[Saved data entries]
·····

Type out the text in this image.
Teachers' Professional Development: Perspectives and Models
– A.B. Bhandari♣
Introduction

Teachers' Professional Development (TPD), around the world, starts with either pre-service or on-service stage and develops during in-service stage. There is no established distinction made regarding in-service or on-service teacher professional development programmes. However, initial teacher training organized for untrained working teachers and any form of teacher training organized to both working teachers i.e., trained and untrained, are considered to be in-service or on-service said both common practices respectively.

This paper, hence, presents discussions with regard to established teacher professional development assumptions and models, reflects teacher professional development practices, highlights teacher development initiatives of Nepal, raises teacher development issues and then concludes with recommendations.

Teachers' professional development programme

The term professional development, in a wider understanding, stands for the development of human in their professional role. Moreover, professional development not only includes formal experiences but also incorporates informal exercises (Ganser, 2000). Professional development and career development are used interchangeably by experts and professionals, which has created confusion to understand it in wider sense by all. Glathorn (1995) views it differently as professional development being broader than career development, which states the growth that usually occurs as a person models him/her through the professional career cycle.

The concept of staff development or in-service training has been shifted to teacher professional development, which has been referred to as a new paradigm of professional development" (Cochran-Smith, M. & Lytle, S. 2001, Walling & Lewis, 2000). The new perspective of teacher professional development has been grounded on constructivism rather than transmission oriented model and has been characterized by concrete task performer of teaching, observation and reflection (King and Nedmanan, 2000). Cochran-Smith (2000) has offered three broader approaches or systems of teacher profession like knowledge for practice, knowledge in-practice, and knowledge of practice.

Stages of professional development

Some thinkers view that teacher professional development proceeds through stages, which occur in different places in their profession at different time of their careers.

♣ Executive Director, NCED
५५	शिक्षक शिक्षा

·····

# EXERCISE GOAL
Reproduce the material verbatim, line by line.

# EXERCISE RESPONSE
Type out the text in this image.
Teachers' Professional Development: Perspectives and Models
– A.B. Bhandari♣
Introduction

Teachers' Professional Development (TPD), around the world, starts with either pre-service or on-service stage and develops during in-service stage. There is no established distinction made regarding in-service or on-service teacher professional development programmes. However, initial teacher training organized for untrained working teachers and any form of teacher training organized to both working teachers i.e., trained and untrained, are considered to be in-service or on-service said both common practices respectively.

This paper, hence, presents discussions with regard to established teacher professional development assumptions and models, reflects teacher professional development practices, highlights teacher development initiatives of Nepal, raises teacher development issues and then concludes with recommendations.

Teachers' professional development programme

The term professional development, in a wider understanding, stands for the development of human in their professional role. Moreover, professional development not only includes formal experiences but also incorporates informal exercises (Ganser, 2000). Professional development and career development are used interchangeably by experts and professionals, which has created confusion to understand it in wider sense by all. Glathorn (1995) views it differently as professional development being broader than career development, which states the growth that usually occurs as a person models him/her through the professional career cycle.

The concept of staff development or in-service training has been shifted to teacher professional development, which has been referred to as a new paradigm of professional development" (Cochran-Smith, M. & Lytle, S. 2001, Walling & Lewis, 2000). The new perspective of teacher professional development has been grounded on constructivism rather than transmission oriented model and has been characterized by concrete task performer of teaching, observation and reflection (King and Nedmanan, 2000). Cochran-Smith (2000) has offered three broader approaches or systems of teacher profession like knowledge for practice, knowledge in-practice, and knowledge of practice.

Stages of professional development

Some thinkers view that teacher professional development proceeds through stages, which occur in different places in their profession at different time of their careers.

♣ Executive Director, NCED
५५	शिक्षक शिक्षा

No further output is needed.